#### [The exercise]
Find how many lines hold the word "when" and give that number only.

#### [Provided data]
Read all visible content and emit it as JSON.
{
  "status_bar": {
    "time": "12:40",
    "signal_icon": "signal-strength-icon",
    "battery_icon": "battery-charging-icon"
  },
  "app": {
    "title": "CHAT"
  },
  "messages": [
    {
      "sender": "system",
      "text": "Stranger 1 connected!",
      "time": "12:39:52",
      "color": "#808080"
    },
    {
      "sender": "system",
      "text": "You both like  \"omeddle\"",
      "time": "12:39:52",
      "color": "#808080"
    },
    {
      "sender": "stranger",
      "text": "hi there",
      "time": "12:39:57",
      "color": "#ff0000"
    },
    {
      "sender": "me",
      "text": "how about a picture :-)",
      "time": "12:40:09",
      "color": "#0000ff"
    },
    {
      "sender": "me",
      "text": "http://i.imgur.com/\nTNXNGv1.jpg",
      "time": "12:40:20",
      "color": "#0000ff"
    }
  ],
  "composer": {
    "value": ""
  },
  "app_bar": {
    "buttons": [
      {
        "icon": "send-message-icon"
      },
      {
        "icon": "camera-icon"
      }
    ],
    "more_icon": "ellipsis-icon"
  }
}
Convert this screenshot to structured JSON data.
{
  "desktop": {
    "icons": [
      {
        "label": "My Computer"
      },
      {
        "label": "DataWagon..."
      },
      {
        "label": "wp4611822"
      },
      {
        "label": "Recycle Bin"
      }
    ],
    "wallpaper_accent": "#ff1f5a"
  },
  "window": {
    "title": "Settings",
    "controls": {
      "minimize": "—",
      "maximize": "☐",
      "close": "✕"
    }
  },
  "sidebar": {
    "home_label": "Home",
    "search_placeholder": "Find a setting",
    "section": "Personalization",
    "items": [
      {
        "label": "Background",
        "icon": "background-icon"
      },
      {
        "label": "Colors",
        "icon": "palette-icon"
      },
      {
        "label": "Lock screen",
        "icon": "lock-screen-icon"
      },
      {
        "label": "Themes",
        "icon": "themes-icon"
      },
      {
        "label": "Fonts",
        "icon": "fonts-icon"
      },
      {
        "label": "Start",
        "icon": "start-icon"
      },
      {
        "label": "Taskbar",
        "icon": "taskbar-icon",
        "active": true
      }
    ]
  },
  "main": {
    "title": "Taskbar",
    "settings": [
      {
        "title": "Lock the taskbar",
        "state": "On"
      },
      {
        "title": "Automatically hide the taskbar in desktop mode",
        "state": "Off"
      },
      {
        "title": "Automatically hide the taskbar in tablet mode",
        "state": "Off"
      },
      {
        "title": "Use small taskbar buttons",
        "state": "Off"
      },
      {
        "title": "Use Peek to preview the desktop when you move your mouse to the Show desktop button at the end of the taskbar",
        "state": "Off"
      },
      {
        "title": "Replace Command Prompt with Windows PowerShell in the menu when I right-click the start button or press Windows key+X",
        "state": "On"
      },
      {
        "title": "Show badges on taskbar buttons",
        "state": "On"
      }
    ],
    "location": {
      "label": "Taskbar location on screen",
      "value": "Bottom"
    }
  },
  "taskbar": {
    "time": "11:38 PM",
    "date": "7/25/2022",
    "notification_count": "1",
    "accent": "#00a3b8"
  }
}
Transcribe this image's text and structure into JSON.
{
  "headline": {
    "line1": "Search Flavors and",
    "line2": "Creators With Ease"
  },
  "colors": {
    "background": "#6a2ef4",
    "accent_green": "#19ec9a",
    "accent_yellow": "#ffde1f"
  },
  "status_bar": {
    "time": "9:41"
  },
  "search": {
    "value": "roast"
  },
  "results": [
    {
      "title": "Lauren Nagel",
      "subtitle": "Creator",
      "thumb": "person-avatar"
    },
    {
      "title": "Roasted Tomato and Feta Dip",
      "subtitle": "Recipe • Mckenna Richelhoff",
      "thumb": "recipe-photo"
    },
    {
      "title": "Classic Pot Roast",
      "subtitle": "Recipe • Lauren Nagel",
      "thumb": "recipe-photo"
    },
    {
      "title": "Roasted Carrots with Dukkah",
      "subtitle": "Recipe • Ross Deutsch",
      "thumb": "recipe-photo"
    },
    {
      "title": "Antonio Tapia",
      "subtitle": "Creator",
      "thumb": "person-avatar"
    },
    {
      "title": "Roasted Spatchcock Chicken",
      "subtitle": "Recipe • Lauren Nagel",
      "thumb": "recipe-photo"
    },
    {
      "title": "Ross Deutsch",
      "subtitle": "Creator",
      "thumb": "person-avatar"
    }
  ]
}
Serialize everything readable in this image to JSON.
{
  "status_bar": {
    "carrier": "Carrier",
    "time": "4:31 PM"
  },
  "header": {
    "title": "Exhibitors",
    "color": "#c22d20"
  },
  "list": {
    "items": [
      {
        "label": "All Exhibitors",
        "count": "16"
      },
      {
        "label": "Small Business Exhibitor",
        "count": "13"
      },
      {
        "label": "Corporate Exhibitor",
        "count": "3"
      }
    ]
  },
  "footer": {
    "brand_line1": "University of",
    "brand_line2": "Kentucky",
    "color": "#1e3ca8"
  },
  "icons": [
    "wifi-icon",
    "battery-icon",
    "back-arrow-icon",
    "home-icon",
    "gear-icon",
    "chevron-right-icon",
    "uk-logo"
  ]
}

#### [Result]
2